**Data records:**

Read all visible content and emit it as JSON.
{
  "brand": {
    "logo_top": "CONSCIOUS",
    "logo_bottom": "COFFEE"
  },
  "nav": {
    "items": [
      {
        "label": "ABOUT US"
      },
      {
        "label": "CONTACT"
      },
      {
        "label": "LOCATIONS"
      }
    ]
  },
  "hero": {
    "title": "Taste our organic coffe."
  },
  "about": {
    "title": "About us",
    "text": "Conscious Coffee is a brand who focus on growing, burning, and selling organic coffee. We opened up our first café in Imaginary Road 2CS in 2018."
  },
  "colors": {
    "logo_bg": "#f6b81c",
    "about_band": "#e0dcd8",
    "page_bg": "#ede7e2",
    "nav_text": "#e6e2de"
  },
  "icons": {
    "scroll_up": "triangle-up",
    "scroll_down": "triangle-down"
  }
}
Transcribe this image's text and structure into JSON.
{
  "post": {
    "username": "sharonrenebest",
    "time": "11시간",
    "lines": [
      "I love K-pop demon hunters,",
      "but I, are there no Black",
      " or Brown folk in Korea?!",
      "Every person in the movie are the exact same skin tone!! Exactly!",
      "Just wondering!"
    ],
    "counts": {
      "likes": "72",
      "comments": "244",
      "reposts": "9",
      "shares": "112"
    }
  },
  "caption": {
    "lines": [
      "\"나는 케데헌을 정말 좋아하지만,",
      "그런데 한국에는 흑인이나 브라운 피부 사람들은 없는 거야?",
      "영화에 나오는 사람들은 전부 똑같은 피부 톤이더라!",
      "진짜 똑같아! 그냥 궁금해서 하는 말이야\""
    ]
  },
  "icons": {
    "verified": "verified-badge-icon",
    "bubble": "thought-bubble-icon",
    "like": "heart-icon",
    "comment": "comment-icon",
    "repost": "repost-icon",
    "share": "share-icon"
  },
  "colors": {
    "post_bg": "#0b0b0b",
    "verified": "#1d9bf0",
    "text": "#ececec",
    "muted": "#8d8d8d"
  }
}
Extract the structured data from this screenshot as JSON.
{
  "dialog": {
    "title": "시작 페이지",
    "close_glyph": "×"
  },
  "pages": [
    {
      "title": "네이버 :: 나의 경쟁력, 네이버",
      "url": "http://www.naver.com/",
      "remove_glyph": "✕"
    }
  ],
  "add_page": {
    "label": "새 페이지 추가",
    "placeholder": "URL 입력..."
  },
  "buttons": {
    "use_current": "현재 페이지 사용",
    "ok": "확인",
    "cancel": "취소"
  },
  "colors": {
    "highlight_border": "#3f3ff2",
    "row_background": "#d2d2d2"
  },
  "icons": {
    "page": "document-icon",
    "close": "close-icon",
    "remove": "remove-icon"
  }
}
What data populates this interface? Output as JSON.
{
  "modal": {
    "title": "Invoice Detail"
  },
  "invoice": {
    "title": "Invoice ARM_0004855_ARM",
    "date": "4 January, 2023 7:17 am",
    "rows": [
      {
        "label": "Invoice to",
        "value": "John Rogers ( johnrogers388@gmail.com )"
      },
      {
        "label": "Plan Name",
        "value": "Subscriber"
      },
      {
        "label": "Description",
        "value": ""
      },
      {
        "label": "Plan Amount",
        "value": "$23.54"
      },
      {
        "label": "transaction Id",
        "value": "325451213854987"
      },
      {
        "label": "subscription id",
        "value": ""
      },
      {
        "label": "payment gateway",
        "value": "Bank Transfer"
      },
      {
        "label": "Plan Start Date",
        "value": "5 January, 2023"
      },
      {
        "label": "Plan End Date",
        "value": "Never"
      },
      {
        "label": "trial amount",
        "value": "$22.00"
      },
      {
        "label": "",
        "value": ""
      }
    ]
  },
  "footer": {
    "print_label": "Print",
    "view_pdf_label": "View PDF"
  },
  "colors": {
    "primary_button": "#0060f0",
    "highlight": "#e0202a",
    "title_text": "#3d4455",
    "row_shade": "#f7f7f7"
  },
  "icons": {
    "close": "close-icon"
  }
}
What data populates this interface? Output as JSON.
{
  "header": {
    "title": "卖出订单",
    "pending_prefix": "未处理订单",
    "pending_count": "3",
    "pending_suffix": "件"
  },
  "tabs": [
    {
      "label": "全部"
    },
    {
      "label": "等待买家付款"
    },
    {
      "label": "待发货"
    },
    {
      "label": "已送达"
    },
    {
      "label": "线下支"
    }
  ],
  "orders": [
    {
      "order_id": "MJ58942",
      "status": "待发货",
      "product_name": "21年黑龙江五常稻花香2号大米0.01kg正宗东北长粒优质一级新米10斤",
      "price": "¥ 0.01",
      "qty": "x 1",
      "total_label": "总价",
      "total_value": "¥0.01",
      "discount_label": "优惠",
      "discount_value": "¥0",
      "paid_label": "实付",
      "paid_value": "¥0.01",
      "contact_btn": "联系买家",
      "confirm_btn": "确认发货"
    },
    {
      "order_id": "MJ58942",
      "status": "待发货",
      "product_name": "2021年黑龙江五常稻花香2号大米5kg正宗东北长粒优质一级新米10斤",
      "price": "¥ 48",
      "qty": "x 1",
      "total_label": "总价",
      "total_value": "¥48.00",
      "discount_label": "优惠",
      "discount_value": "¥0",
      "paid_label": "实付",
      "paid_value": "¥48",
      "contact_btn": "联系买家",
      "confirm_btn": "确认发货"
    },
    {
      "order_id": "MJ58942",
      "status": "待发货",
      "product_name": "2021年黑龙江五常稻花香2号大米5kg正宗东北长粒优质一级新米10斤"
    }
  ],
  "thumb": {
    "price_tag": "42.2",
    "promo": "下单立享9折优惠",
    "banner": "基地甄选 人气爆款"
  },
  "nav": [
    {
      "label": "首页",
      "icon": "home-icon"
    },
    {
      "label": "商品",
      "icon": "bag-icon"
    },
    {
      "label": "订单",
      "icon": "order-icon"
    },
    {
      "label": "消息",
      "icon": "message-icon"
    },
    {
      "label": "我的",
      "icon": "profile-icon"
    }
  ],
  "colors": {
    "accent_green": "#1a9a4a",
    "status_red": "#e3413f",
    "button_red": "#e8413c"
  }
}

**What this task involves:**
Find each line with the string "Plan" and copy it out.

**Solution to the exercise:**
        "label": "Plan Name",
        "label": "Plan Amount",
        "label": "Plan Start Date",
        "label": "Plan End Date",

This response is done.